◆ Exercise goal:
Return the number of lines holding "means", with nothing added.

◆ Material for this exercise:
-- START --

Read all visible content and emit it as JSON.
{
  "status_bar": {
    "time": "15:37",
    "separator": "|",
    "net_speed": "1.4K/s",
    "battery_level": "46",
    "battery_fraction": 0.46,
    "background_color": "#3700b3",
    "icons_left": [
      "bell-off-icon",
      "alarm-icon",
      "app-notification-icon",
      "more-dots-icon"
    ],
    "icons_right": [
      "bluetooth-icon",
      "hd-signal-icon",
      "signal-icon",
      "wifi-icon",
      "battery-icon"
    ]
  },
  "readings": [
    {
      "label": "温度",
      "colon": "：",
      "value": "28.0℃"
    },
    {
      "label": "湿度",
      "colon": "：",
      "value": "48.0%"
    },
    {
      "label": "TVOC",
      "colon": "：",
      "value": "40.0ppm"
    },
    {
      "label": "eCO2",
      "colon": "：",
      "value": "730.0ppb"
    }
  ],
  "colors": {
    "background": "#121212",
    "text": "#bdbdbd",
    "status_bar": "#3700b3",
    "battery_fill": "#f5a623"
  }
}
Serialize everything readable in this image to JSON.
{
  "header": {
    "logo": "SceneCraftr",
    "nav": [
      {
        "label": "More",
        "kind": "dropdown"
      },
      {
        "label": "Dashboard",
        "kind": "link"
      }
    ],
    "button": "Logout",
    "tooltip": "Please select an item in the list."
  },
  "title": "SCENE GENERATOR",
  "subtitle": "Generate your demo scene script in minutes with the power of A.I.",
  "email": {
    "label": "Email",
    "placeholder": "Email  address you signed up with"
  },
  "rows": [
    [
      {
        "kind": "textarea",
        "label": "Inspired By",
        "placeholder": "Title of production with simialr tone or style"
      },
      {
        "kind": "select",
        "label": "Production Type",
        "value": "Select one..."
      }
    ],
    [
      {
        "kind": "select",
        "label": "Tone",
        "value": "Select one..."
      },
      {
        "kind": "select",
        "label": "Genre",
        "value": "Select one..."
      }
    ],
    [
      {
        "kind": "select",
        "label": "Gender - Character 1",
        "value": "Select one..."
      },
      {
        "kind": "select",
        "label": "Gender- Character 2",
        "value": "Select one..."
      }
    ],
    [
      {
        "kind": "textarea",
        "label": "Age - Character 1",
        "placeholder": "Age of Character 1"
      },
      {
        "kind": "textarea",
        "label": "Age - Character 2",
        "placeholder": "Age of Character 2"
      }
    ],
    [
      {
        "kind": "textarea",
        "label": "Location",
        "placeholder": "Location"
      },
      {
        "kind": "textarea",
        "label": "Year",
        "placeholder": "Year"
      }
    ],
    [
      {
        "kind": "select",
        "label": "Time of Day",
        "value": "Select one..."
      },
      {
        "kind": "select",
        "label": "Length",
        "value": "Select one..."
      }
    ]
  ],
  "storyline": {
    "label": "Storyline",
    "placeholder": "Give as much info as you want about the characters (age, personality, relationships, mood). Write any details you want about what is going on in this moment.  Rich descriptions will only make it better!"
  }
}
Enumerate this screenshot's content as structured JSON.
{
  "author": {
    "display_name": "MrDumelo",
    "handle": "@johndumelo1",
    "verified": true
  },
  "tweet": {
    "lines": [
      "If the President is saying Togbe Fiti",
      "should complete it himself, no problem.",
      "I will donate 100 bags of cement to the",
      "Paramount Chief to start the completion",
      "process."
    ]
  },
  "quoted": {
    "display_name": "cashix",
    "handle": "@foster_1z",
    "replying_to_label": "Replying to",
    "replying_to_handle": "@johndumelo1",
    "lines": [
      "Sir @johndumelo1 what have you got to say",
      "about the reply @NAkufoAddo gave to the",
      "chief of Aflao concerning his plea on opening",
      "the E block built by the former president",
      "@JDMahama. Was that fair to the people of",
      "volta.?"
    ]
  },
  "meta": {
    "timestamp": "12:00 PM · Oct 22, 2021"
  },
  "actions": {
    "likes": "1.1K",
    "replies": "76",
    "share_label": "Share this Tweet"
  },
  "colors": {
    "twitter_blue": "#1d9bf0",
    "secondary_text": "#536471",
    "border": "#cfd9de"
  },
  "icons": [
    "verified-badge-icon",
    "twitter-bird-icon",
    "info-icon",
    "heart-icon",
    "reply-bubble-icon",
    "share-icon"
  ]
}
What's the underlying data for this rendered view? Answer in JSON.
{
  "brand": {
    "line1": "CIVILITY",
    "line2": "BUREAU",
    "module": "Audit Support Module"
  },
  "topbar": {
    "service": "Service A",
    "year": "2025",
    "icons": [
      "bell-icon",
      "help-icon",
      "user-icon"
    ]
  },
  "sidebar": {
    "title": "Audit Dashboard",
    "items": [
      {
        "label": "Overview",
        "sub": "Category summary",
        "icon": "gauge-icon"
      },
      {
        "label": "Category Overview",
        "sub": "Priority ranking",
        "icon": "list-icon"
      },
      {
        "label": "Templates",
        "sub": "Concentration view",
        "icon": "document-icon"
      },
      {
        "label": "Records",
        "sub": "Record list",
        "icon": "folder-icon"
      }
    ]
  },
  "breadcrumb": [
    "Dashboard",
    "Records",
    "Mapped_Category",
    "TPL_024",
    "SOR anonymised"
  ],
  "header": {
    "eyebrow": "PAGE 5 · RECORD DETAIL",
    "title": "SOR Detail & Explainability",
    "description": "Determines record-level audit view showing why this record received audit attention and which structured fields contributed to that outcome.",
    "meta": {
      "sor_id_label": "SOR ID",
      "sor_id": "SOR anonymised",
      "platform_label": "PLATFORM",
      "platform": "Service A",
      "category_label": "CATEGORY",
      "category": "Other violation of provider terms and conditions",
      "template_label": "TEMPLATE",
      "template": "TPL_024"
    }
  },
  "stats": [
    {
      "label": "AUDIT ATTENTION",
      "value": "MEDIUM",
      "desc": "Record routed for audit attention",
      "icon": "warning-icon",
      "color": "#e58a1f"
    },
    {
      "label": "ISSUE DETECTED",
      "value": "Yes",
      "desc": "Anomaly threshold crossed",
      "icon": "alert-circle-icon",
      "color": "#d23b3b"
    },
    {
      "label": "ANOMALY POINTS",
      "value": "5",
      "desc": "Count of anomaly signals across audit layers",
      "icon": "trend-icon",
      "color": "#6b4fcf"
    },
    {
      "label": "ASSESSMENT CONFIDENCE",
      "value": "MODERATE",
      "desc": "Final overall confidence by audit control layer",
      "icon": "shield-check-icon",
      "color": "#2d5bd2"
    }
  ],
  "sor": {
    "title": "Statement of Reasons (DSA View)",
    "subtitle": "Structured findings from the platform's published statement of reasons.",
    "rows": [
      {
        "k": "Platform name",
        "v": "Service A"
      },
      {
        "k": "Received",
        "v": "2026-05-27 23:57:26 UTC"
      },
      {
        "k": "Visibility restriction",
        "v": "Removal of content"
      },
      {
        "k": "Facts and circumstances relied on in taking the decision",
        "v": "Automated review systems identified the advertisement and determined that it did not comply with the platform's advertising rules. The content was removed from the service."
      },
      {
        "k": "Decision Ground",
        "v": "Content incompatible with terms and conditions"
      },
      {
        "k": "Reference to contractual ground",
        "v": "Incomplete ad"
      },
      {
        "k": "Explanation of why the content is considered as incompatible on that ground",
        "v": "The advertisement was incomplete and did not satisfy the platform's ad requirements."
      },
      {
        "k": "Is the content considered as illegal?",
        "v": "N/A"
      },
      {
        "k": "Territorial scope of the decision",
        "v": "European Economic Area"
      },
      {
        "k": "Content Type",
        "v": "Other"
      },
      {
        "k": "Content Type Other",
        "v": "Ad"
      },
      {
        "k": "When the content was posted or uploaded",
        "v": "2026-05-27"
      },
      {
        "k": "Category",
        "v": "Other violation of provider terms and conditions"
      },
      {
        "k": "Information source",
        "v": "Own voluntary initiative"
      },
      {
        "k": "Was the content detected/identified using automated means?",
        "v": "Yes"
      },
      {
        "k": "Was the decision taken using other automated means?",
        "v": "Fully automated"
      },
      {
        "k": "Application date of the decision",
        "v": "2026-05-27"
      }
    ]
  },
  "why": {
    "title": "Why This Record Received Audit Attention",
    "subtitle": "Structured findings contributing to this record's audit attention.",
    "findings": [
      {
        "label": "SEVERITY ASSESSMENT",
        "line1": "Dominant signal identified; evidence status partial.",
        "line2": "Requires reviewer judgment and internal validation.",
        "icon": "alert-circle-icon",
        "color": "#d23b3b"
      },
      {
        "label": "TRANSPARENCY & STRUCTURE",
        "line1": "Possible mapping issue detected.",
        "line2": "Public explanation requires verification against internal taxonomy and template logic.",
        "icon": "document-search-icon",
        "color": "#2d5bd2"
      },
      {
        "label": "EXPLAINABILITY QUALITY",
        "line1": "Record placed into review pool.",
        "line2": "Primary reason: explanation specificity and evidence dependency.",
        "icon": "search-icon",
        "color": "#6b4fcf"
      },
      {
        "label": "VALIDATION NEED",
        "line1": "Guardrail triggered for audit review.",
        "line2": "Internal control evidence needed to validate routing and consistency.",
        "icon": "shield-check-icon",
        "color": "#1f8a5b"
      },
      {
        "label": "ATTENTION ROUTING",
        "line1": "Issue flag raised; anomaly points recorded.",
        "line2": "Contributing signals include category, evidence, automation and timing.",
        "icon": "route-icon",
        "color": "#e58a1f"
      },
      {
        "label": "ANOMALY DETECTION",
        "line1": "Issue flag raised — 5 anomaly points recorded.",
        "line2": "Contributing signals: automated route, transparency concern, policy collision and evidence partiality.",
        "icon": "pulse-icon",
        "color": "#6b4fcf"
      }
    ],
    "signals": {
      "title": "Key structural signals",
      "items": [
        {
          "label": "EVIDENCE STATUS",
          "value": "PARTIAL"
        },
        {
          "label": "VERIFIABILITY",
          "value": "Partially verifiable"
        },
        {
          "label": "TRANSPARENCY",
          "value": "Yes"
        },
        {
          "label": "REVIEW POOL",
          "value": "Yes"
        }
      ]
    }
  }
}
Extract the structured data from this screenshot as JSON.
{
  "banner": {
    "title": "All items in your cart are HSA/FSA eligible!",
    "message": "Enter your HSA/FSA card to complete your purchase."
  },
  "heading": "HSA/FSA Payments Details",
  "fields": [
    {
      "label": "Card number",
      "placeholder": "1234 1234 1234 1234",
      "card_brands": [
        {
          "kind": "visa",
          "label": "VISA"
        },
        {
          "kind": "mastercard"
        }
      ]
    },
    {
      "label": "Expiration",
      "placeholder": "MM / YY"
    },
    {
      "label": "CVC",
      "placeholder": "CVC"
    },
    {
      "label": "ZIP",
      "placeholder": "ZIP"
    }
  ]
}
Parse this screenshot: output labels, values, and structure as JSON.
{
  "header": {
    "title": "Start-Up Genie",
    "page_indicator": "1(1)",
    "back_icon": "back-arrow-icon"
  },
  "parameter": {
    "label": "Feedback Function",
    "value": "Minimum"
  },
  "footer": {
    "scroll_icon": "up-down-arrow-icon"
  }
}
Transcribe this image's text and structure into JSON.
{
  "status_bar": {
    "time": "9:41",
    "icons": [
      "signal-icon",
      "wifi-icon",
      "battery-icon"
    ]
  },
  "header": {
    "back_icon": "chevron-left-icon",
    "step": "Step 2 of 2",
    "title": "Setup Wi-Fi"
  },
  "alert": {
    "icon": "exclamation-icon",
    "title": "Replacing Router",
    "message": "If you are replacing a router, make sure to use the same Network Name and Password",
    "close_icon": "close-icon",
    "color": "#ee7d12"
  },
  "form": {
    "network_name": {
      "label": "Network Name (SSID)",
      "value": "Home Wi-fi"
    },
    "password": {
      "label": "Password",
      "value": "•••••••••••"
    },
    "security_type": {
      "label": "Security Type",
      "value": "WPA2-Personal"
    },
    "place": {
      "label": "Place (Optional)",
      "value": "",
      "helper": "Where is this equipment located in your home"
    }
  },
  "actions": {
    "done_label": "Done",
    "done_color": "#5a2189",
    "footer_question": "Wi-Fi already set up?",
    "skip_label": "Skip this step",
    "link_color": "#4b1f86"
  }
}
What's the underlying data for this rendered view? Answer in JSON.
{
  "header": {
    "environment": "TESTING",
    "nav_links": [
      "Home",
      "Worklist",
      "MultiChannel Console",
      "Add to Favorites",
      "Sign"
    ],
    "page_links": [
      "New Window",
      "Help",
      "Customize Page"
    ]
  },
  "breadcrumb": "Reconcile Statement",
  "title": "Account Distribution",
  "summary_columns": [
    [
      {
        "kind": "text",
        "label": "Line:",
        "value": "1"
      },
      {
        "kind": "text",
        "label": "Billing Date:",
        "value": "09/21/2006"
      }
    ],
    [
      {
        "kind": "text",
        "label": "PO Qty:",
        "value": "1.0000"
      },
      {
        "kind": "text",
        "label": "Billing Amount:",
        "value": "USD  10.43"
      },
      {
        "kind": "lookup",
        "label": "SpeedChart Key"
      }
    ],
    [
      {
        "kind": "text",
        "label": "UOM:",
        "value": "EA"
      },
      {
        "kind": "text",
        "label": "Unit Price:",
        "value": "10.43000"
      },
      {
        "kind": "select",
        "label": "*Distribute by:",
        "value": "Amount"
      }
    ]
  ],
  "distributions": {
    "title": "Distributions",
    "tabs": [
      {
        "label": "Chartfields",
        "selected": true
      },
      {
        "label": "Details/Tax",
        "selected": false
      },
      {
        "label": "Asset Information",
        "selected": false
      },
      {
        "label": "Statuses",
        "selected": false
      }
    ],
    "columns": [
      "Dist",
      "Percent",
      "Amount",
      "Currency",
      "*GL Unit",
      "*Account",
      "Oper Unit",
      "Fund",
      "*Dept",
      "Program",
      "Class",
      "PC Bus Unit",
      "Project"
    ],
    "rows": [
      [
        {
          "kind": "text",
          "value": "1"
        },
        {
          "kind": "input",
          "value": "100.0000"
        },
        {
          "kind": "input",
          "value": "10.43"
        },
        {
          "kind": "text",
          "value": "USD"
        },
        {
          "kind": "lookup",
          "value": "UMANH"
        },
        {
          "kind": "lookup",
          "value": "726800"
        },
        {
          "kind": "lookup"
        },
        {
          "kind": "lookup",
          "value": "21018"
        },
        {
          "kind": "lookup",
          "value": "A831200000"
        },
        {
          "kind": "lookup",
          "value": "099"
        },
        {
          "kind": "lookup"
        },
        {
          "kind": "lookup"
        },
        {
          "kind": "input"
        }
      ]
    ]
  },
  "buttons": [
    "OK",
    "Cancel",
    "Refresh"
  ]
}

-- END --

◆ Answer for the task:
2